WHAT YOU ARE ASKED TO DO:
Restate the records below word for word, and omit the images they hold.

EXERCISE INPUTS:
● ● ● ●
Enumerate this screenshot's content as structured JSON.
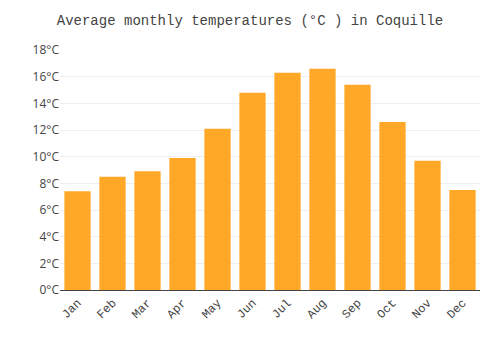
{
  "chart_data": {
    "type": "bar",
    "title": "Average monthly temperatures (°C ) in Coquille",
    "categories": [
      "Jan",
      "Feb",
      "Mar",
      "Apr",
      "May",
      "Jun",
      "Jul",
      "Aug",
      "Sep",
      "Oct",
      "Nov",
      "Dec"
    ],
    "values": [
      7.4,
      8.5,
      8.9,
      9.9,
      12.1,
      14.8,
      16.3,
      16.6,
      15.4,
      12.6,
      9.7,
      7.5
    ],
    "color": "#FFA726",
    "ylim": [
      0,
      18
    ],
    "yticks": [
      {
        "value": 0,
        "label": "0°C"
      },
      {
        "value": 2,
        "label": "2°C"
      },
      {
        "value": 4,
        "label": "4°C"
      },
      {
        "value": 6,
        "label": "6°C"
      },
      {
        "value": 8,
        "label": "8°C"
      },
      {
        "value": 10,
        "label": "10°C"
      },
      {
        "value": 12,
        "label": "12°C"
      },
      {
        "value": 14,
        "label": "14°C"
      },
      {
        "value": 16,
        "label": "16°C"
      },
      {
        "value": 18,
        "label": "18°C"
      }
    ],
    "grid": true
  }
}
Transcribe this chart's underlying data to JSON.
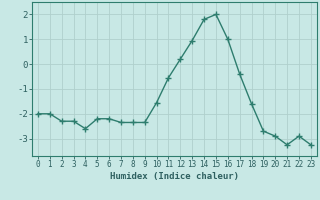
{
  "x": [
    0,
    1,
    2,
    3,
    4,
    5,
    6,
    7,
    8,
    9,
    10,
    11,
    12,
    13,
    14,
    15,
    16,
    17,
    18,
    19,
    20,
    21,
    22,
    23
  ],
  "y": [
    -2.0,
    -2.0,
    -2.3,
    -2.3,
    -2.6,
    -2.2,
    -2.2,
    -2.35,
    -2.35,
    -2.35,
    -1.55,
    -0.55,
    0.2,
    0.95,
    1.8,
    2.0,
    1.0,
    -0.4,
    -1.6,
    -2.7,
    -2.9,
    -3.25,
    -2.9,
    -3.25
  ],
  "line_color": "#2e7d6e",
  "marker": "+",
  "background_color": "#c8e8e5",
  "grid_color": "#b0d0cc",
  "axis_color": "#2e7d6e",
  "xlabel": "Humidex (Indice chaleur)",
  "xlim": [
    -0.5,
    23.5
  ],
  "ylim": [
    -3.7,
    2.5
  ],
  "yticks": [
    -3,
    -2,
    -1,
    0,
    1,
    2
  ],
  "font_color": "#2e6060",
  "linewidth": 1.0,
  "markersize": 4,
  "markeredgewidth": 1.0
}
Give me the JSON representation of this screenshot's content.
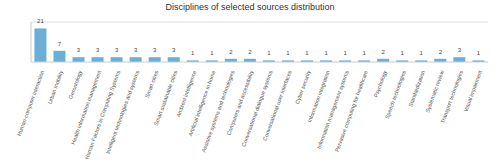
● ● ● ●
ANSWER:
Enumerate this screenshot's content as structured JSON.
{
  "chart_data": {
    "type": "bar",
    "title": "Average monthly temperatures (°C ) in Coquille",
    "categories": [
      "Jan",
      "Feb",
      "Mar",
      "Apr",
      "May",
      "Jun",
      "Jul",
      "Aug",
      "Sep",
      "Oct",
      "Nov",
      "Dec"
    ],
    "values": [
      7.4,
      8.5,
      8.9,
      9.9,
      12.1,
      14.8,
      16.3,
      16.6,
      15.4,
      12.6,
      9.7,
      7.5
    ],
    "color": "#FFA726",
    "ylim": [
      0,
      18
    ],
    "yticks": [
      {
        "value": 0,
        "label": "0°C"
      },
      {
        "value": 2,
        "label": "2°C"
      },
      {
        "value": 4,
        "label": "4°C"
      },
      {
        "value": 6,
        "label": "6°C"
      },
      {
        "value": 8,
        "label": "8°C"
      },
      {
        "value": 10,
        "label": "10°C"
      },
      {
        "value": 12,
        "label": "12°C"
      },
      {
        "value": 14,
        "label": "14°C"
      },
      {
        "value": 16,
        "label": "16°C"
      },
      {
        "value": 18,
        "label": "18°C"
      }
    ],
    "grid": true
  }
}
Transcribe this chart's underlying data to JSON.
{
  "x": [
    0,
    1,
    2,
    3,
    4,
    5,
    6,
    7,
    8,
    9,
    10,
    11,
    12,
    13,
    14,
    15,
    16,
    17,
    18,
    19,
    20,
    21,
    22,
    23
  ],
  "y": [
    -2.0,
    -2.0,
    -2.3,
    -2.3,
    -2.6,
    -2.2,
    -2.2,
    -2.35,
    -2.35,
    -2.35,
    -1.55,
    -0.55,
    0.2,
    0.95,
    1.8,
    2.0,
    1.0,
    -0.4,
    -1.6,
    -2.7,
    -2.9,
    -3.25,
    -2.9,
    -3.25
  ],
  "line_color": "#2e7d6e",
  "marker": "+",
  "background_color": "#c8e8e5",
  "grid_color": "#b0d0cc",
  "axis_color": "#2e7d6e",
  "xlabel": "Humidex (Indice chaleur)",
  "xlim": [
    -0.5,
    23.5
  ],
  "ylim": [
    -3.7,
    2.5
  ],
  "yticks": [
    -3,
    -2,
    -1,
    0,
    1,
    2
  ],
  "font_color": "#2e6060",
  "linewidth": 1.0,
  "markersize": 4,
  "markeredgewidth": 1.0
}
Give me the JSON representation of this screenshot's content.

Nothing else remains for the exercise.